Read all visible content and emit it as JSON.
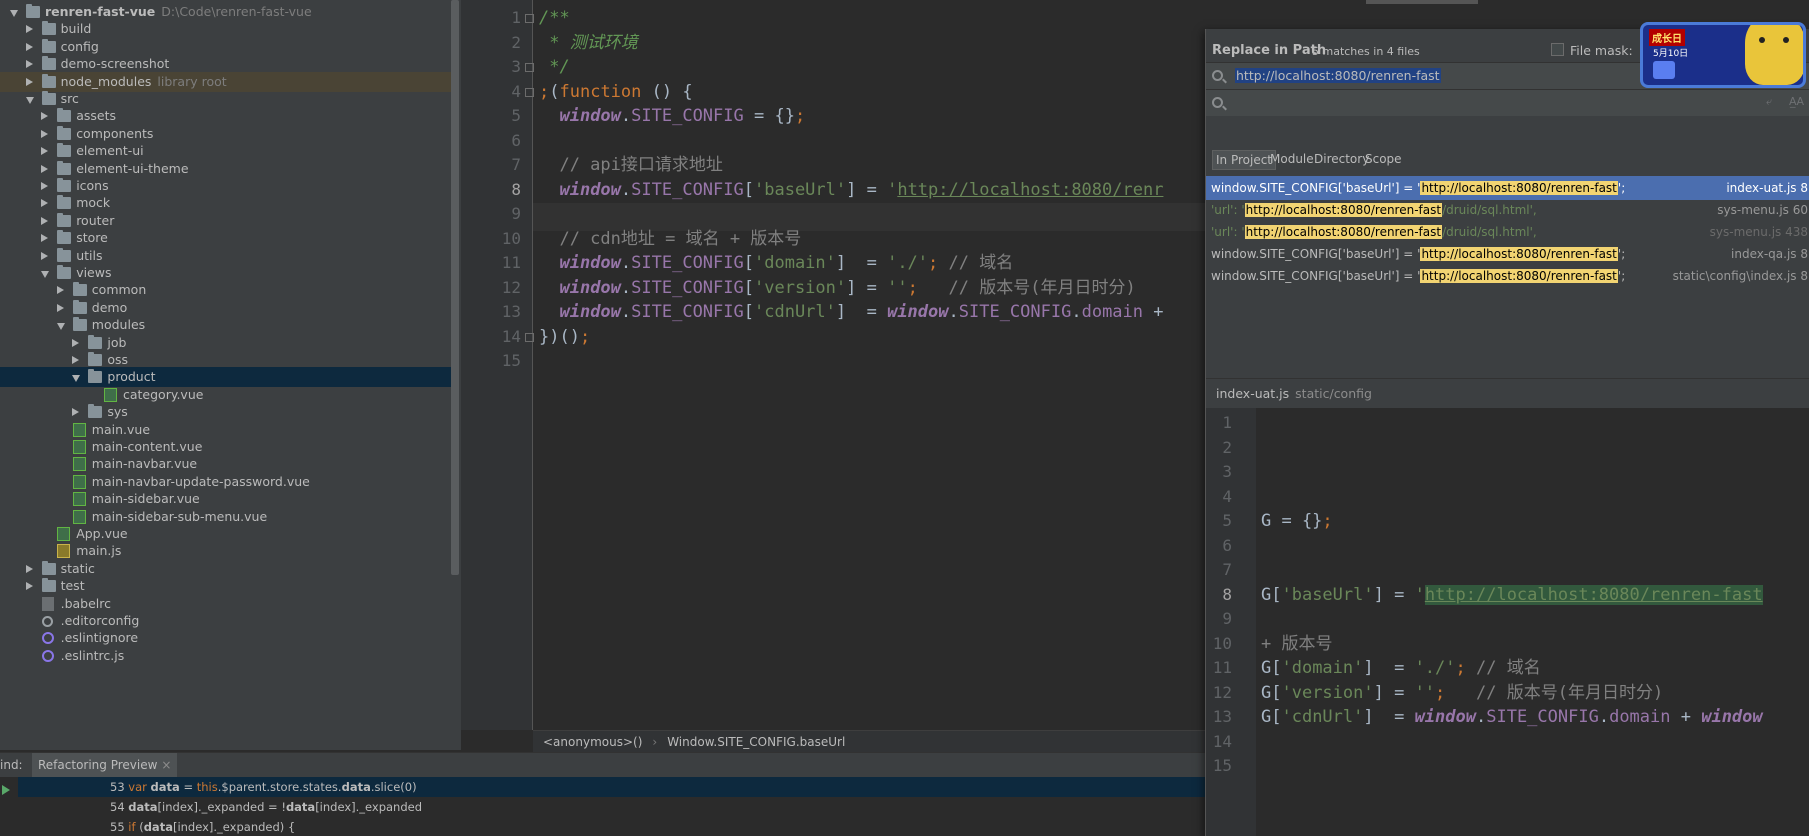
{
  "project": {
    "rows": [
      {
        "label": "renren-fast-vue",
        "sub": "D:\\Code\\renren-fast-vue",
        "depth": 0,
        "arrow": "open",
        "icon": "folder",
        "bold": true
      },
      {
        "label": "build",
        "depth": 1,
        "arrow": "closed",
        "icon": "folder"
      },
      {
        "label": "config",
        "depth": 1,
        "arrow": "closed",
        "icon": "folder"
      },
      {
        "label": "demo-screenshot",
        "depth": 1,
        "arrow": "closed",
        "icon": "folder"
      },
      {
        "label": "node_modules",
        "sub": "library root",
        "depth": 1,
        "arrow": "closed",
        "icon": "folder",
        "excluded": true
      },
      {
        "label": "src",
        "depth": 1,
        "arrow": "open",
        "icon": "folder"
      },
      {
        "label": "assets",
        "depth": 2,
        "arrow": "closed",
        "icon": "folder"
      },
      {
        "label": "components",
        "depth": 2,
        "arrow": "closed",
        "icon": "folder"
      },
      {
        "label": "element-ui",
        "depth": 2,
        "arrow": "closed",
        "icon": "folder"
      },
      {
        "label": "element-ui-theme",
        "depth": 2,
        "arrow": "closed",
        "icon": "folder"
      },
      {
        "label": "icons",
        "depth": 2,
        "arrow": "closed",
        "icon": "folder"
      },
      {
        "label": "mock",
        "depth": 2,
        "arrow": "closed",
        "icon": "folder"
      },
      {
        "label": "router",
        "depth": 2,
        "arrow": "closed",
        "icon": "folder"
      },
      {
        "label": "store",
        "depth": 2,
        "arrow": "closed",
        "icon": "folder"
      },
      {
        "label": "utils",
        "depth": 2,
        "arrow": "closed",
        "icon": "folder"
      },
      {
        "label": "views",
        "depth": 2,
        "arrow": "open",
        "icon": "folder"
      },
      {
        "label": "common",
        "depth": 3,
        "arrow": "closed",
        "icon": "folder"
      },
      {
        "label": "demo",
        "depth": 3,
        "arrow": "closed",
        "icon": "folder"
      },
      {
        "label": "modules",
        "depth": 3,
        "arrow": "open",
        "icon": "folder"
      },
      {
        "label": "job",
        "depth": 4,
        "arrow": "closed",
        "icon": "folder"
      },
      {
        "label": "oss",
        "depth": 4,
        "arrow": "closed",
        "icon": "folder"
      },
      {
        "label": "product",
        "depth": 4,
        "arrow": "open",
        "icon": "folder",
        "selected": true
      },
      {
        "label": "category.vue",
        "depth": 5,
        "arrow": "none",
        "icon": "vue"
      },
      {
        "label": "sys",
        "depth": 4,
        "arrow": "closed",
        "icon": "folder"
      },
      {
        "label": "main.vue",
        "depth": 3,
        "arrow": "none",
        "icon": "vue"
      },
      {
        "label": "main-content.vue",
        "depth": 3,
        "arrow": "none",
        "icon": "vue"
      },
      {
        "label": "main-navbar.vue",
        "depth": 3,
        "arrow": "none",
        "icon": "vue"
      },
      {
        "label": "main-navbar-update-password.vue",
        "depth": 3,
        "arrow": "none",
        "icon": "vue"
      },
      {
        "label": "main-sidebar.vue",
        "depth": 3,
        "arrow": "none",
        "icon": "vue"
      },
      {
        "label": "main-sidebar-sub-menu.vue",
        "depth": 3,
        "arrow": "none",
        "icon": "vue"
      },
      {
        "label": "App.vue",
        "depth": 2,
        "arrow": "none",
        "icon": "vue"
      },
      {
        "label": "main.js",
        "depth": 2,
        "arrow": "none",
        "icon": "js"
      },
      {
        "label": "static",
        "depth": 1,
        "arrow": "closed",
        "icon": "folder"
      },
      {
        "label": "test",
        "depth": 1,
        "arrow": "closed",
        "icon": "folder"
      },
      {
        "label": ".babelrc",
        "depth": 1,
        "arrow": "none",
        "icon": "babel"
      },
      {
        "label": ".editorconfig",
        "depth": 1,
        "arrow": "none",
        "icon": "cfg"
      },
      {
        "label": ".eslintignore",
        "depth": 1,
        "arrow": "none",
        "icon": "lint"
      },
      {
        "label": ".eslintrc.js",
        "depth": 1,
        "arrow": "none",
        "icon": "lint"
      }
    ]
  },
  "editor": {
    "line_numbers": [
      "1",
      "2",
      "3",
      "4",
      "5",
      "6",
      "7",
      "8",
      "9",
      "10",
      "11",
      "12",
      "13",
      "14",
      "15"
    ],
    "current_line": "8",
    "lines": [
      [
        {
          "t": "/**",
          "c": "c-doc"
        }
      ],
      [
        {
          "t": " * 测试环境",
          "c": "c-doc"
        }
      ],
      [
        {
          "t": " */",
          "c": "c-doc"
        }
      ],
      [
        {
          "t": ";",
          "c": "c-kw"
        },
        {
          "t": "(",
          "c": "c-def"
        },
        {
          "t": "function",
          "c": "c-kw"
        },
        {
          "t": " () {",
          "c": "c-def"
        }
      ],
      [
        {
          "t": "  ",
          "c": "c-def"
        },
        {
          "t": "window",
          "c": "c-win"
        },
        {
          "t": ".",
          "c": "c-def"
        },
        {
          "t": "SITE_CONFIG",
          "c": "c-prop"
        },
        {
          "t": " = {}",
          "c": "c-def"
        },
        {
          "t": ";",
          "c": "c-kw"
        }
      ],
      [],
      [
        {
          "t": "  // api接口请求地址",
          "c": "c-com"
        }
      ],
      [
        {
          "t": "  ",
          "c": "c-def"
        },
        {
          "t": "window",
          "c": "c-win"
        },
        {
          "t": ".",
          "c": "c-def"
        },
        {
          "t": "SITE_CONFIG",
          "c": "c-prop"
        },
        {
          "t": "[",
          "c": "c-def"
        },
        {
          "t": "'baseUrl'",
          "c": "c-str"
        },
        {
          "t": "] = ",
          "c": "c-def"
        },
        {
          "t": "'",
          "c": "c-str"
        },
        {
          "t": "http://localhost:8080/renr",
          "c": "c-url2"
        }
      ],
      [],
      [
        {
          "t": "  // cdn地址 = 域名 + 版本号",
          "c": "c-com"
        }
      ],
      [
        {
          "t": "  ",
          "c": "c-def"
        },
        {
          "t": "window",
          "c": "c-win"
        },
        {
          "t": ".",
          "c": "c-def"
        },
        {
          "t": "SITE_CONFIG",
          "c": "c-prop"
        },
        {
          "t": "[",
          "c": "c-def"
        },
        {
          "t": "'domain'",
          "c": "c-str"
        },
        {
          "t": "]  = ",
          "c": "c-def"
        },
        {
          "t": "'./'",
          "c": "c-str"
        },
        {
          "t": ";",
          "c": "c-kw"
        },
        {
          "t": " // 域名",
          "c": "c-com"
        }
      ],
      [
        {
          "t": "  ",
          "c": "c-def"
        },
        {
          "t": "window",
          "c": "c-win"
        },
        {
          "t": ".",
          "c": "c-def"
        },
        {
          "t": "SITE_CONFIG",
          "c": "c-prop"
        },
        {
          "t": "[",
          "c": "c-def"
        },
        {
          "t": "'version'",
          "c": "c-str"
        },
        {
          "t": "] = ",
          "c": "c-def"
        },
        {
          "t": "''",
          "c": "c-str"
        },
        {
          "t": ";",
          "c": "c-kw"
        },
        {
          "t": "   // 版本号(年月日时分)",
          "c": "c-com"
        }
      ],
      [
        {
          "t": "  ",
          "c": "c-def"
        },
        {
          "t": "window",
          "c": "c-win"
        },
        {
          "t": ".",
          "c": "c-def"
        },
        {
          "t": "SITE_CONFIG",
          "c": "c-prop"
        },
        {
          "t": "[",
          "c": "c-def"
        },
        {
          "t": "'cdnUrl'",
          "c": "c-str"
        },
        {
          "t": "]  = ",
          "c": "c-def"
        },
        {
          "t": "window",
          "c": "c-win"
        },
        {
          "t": ".",
          "c": "c-def"
        },
        {
          "t": "SITE_CONFIG",
          "c": "c-prop"
        },
        {
          "t": ".",
          "c": "c-def"
        },
        {
          "t": "domain",
          "c": "c-prop"
        },
        {
          "t": " +",
          "c": "c-def"
        }
      ],
      [
        {
          "t": "})()",
          "c": "c-def"
        },
        {
          "t": ";",
          "c": "c-kw"
        }
      ],
      []
    ],
    "breadcrumb": [
      "<anonymous>()",
      "Window.SITE_CONFIG.baseUrl"
    ]
  },
  "replace_popup": {
    "title": "Replace in Path",
    "count": "5 matches in 4 files",
    "file_mask_label": "File mask:",
    "search_text": "http://localhost:8080/renren-fast",
    "replace_text": "",
    "field_buttons": [
      "⤶",
      "A̲A"
    ],
    "scopes": [
      "In Project",
      "Module",
      "Directory",
      "Scope"
    ],
    "active_scope": "In Project",
    "results": [
      {
        "pre": "window.SITE_CONFIG['baseUrl'] = '",
        "match": "http://localhost:8080/renren-fast",
        "post": "';",
        "file": "index-uat.js 8",
        "selected": true,
        "dim": false,
        "str": false
      },
      {
        "pre": "'url': '",
        "match": "http://localhost:8080/renren-fast",
        "post": "/druid/sql.html',",
        "file": "sys-menu.js 60",
        "selected": false,
        "dim": false,
        "str": true
      },
      {
        "pre": "'url': '",
        "match": "http://localhost:8080/renren-fast",
        "post": "/druid/sql.html',",
        "file": "sys-menu.js 438",
        "selected": false,
        "dim": true,
        "str": true
      },
      {
        "pre": "window.SITE_CONFIG['baseUrl'] = '",
        "match": "http://localhost:8080/renren-fast",
        "post": "';",
        "file": "index-qa.js 8",
        "selected": false,
        "dim": false,
        "str": false
      },
      {
        "pre": "window.SITE_CONFIG['baseUrl'] = '",
        "match": "http://localhost:8080/renren-fast",
        "post": "';",
        "file": "static\\config\\index.js 8",
        "selected": false,
        "dim": false,
        "str": false
      }
    ],
    "preview_file": "index-uat.js",
    "preview_path": "static/config",
    "preview_line_numbers": [
      "1",
      "2",
      "3",
      "4",
      "5",
      "6",
      "7",
      "8",
      "9",
      "10",
      "11",
      "12",
      "13",
      "14",
      "15"
    ],
    "preview_current_line": "8",
    "preview_lines": [
      [],
      [],
      [],
      [],
      [
        {
          "t": "G = {}",
          "c": "c-def"
        },
        {
          "t": ";",
          "c": "c-kw"
        }
      ],
      [],
      [],
      [
        {
          "t": "G[",
          "c": "c-def"
        },
        {
          "t": "'baseUrl'",
          "c": "c-str"
        },
        {
          "t": "] = ",
          "c": "c-def"
        },
        {
          "t": "'",
          "c": "c-str"
        },
        {
          "t": "http://localhost:8080/renren-fast",
          "c": "c-url2 pv-match"
        }
      ],
      [],
      [
        {
          "t": "+ 版本号",
          "c": "c-com"
        }
      ],
      [
        {
          "t": "G[",
          "c": "c-def"
        },
        {
          "t": "'domain'",
          "c": "c-str"
        },
        {
          "t": "]  = ",
          "c": "c-def"
        },
        {
          "t": "'./'",
          "c": "c-str"
        },
        {
          "t": ";",
          "c": "c-kw"
        },
        {
          "t": " // 域名",
          "c": "c-com"
        }
      ],
      [
        {
          "t": "G[",
          "c": "c-def"
        },
        {
          "t": "'version'",
          "c": "c-str"
        },
        {
          "t": "] = ",
          "c": "c-def"
        },
        {
          "t": "''",
          "c": "c-str"
        },
        {
          "t": ";",
          "c": "c-kw"
        },
        {
          "t": "   // 版本号(年月日时分)",
          "c": "c-com"
        }
      ],
      [
        {
          "t": "G[",
          "c": "c-def"
        },
        {
          "t": "'cdnUrl'",
          "c": "c-str"
        },
        {
          "t": "]  = ",
          "c": "c-def"
        },
        {
          "t": "window",
          "c": "c-win"
        },
        {
          "t": ".",
          "c": "c-def"
        },
        {
          "t": "SITE_CONFIG",
          "c": "c-prop"
        },
        {
          "t": ".",
          "c": "c-def"
        },
        {
          "t": "domain",
          "c": "c-prop"
        },
        {
          "t": " + ",
          "c": "c-def"
        },
        {
          "t": "window",
          "c": "c-win"
        }
      ],
      [],
      []
    ]
  },
  "mascot": {
    "badge": "成长日",
    "date": "5月10日"
  },
  "bottom": {
    "find_label": "ind:",
    "tab_label": "Refactoring Preview",
    "close_glyph": "×",
    "usage_lines": [
      {
        "num": "53",
        "parts": [
          {
            "t": "var ",
            "c": "u-kw"
          },
          {
            "t": "data",
            "c": "u-b"
          },
          {
            "t": " = ",
            "c": ""
          },
          {
            "t": "this",
            "c": "u-kw"
          },
          {
            "t": ".$parent.store.states.",
            "c": ""
          },
          {
            "t": "data",
            "c": "u-b"
          },
          {
            "t": ".slice(0)",
            "c": ""
          }
        ],
        "selected": true
      },
      {
        "num": "54",
        "parts": [
          {
            "t": "data",
            "c": "u-b"
          },
          {
            "t": "[index]._expanded = !",
            "c": ""
          },
          {
            "t": "data",
            "c": "u-b"
          },
          {
            "t": "[index]._expanded",
            "c": ""
          }
        ],
        "selected": false
      },
      {
        "num": "55",
        "parts": [
          {
            "t": "if ",
            "c": "u-kw"
          },
          {
            "t": "(",
            "c": ""
          },
          {
            "t": "data",
            "c": "u-b"
          },
          {
            "t": "[index]._expanded) {",
            "c": ""
          }
        ],
        "selected": false
      }
    ]
  }
}
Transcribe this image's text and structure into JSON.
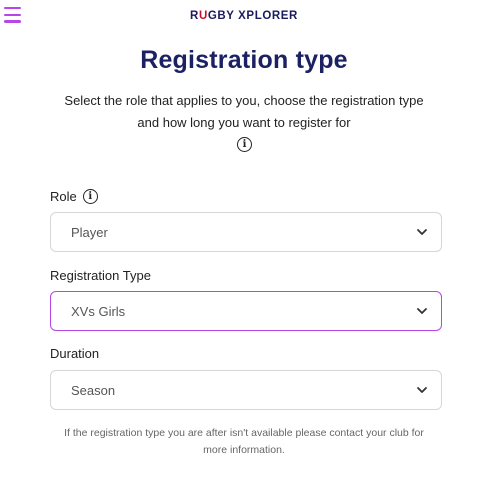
{
  "header": {
    "menu_icon": "hamburger-menu-icon",
    "logo_part1": "R",
    "logo_part2": "U",
    "logo_part3": "GBY XPLORER"
  },
  "page": {
    "title": "Registration type",
    "subtitle": "Select the role that applies to you, choose the registration type and how long you want to register for",
    "info_icon": "info-circle-icon",
    "info_glyph": "i"
  },
  "fields": {
    "role": {
      "label": "Role",
      "value": "Player"
    },
    "registration_type": {
      "label": "Registration Type",
      "value": "XVs Girls"
    },
    "duration": {
      "label": "Duration",
      "value": "Season"
    }
  },
  "footnote": "If the registration type you are after isn't available please contact your club for more information.",
  "colors": {
    "accent": "#b845e6",
    "title": "#1c2163",
    "logo": "#1a1a5e"
  }
}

* _To do_: Every line that holds the string "content" should be returned.

* _Complete answer_:
Read all visible content and emit it as JSON.
        "label": "main-content.vue",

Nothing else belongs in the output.